Direction: Write out the whole reverse mortgage facts page below word for word, leaving nothing out.

Document excerpt:
/---
Reverse Mortgage Facts
A reverse mortgage is a loan for senior homeowners that uses a home’s equity as collateral. The loan amount is a percentage of the property’s value determined by the age of the youngest homeowner, among other factors. The loan is typically not due until the last surviving homeowner moves out of the property or passes away. When that happens, the estate has about 6months to repay the balance or sell the home to pay off the balance. All of the remaining equity is then inherited by the estate. The estate is not personally liable if the home sells for less than the balance of the reverse mortgage.
To be eligible for an FHA insured reverse mortgage, all homeowners must be over the age of 62. The property must either be owned free and clear or have a mortgage balance that is no more than approximately 65% of the home’s value, that must be repaid at the time of closing.
Eligible home types
Most home types are eligible. Mobile homes must be built within the last 30 years, the land must be owned, it must be on a permanent foundation and it must be FHA approved.
Difference between a reverse mortgage and home equity loan
Generally a home equity loan, a second mortgage or a home equity line of credit all have much more strict requirements for income and credit worthiness. A reverse mortgage has credit score and generally no income requirements. Also, instead of making monthly payments, the homeowner will receive payments until the loan becomes due.
\---
Recorded information:
/---
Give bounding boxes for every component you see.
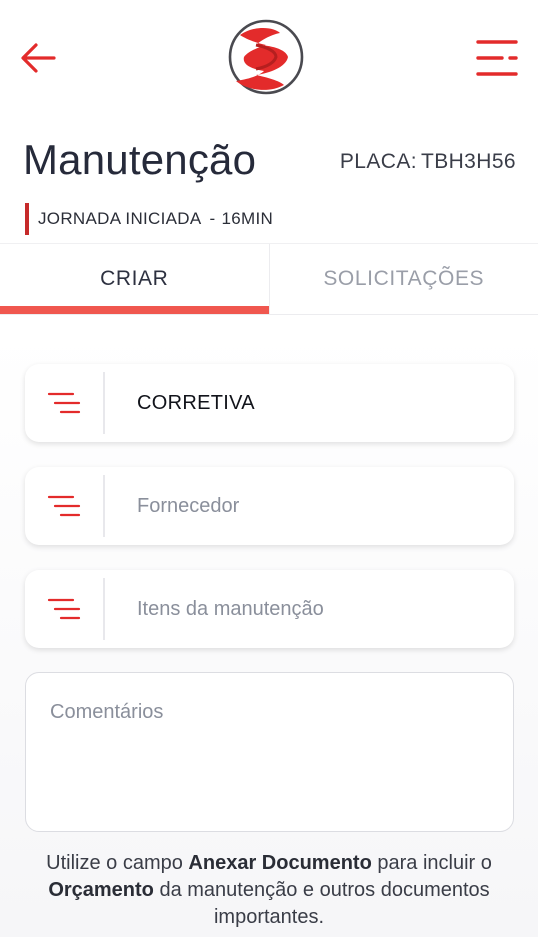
\---
Task answer:
Reverse Mortgage Facts
A reverse mortgage is a loan for senior homeowners that uses a home’s equity as collateral. The loan amount is a percentage of the property’s value determined by the age of the youngest homeowner, among other factors. The loan is typically not due until the last surviving homeowner moves out of the property or passes away. When that happens, the estate has about 6months to repay the balance or sell the home to pay off the balance. All of the remaining equity is then inherited by the estate. The estate is not personally liable if the home sells for less than the balance of the reverse mortgage.
To be eligible for an FHA insured reverse mortgage, all homeowners must be over the age of 62. The property must either be owned free and clear or have a mortgage balance that is no more than approximately 65% of the home’s value, that must be repaid at the time of closing.
Eligible home types
Most home types are eligible. Mobile homes must be built within the last 30 years, the land must be owned, it must be on a permanent foundation and it must be FHA approved.
Difference between a reverse mortgage and home equity loan
Generally a home equity loan, a second mortgage or a home equity line of credit all have much more strict requirements for income and credit worthiness. A reverse mortgage has credit score and generally no income requirements. Also, instead of making monthly payments, the homeowner will receive payments until the loan becomes due.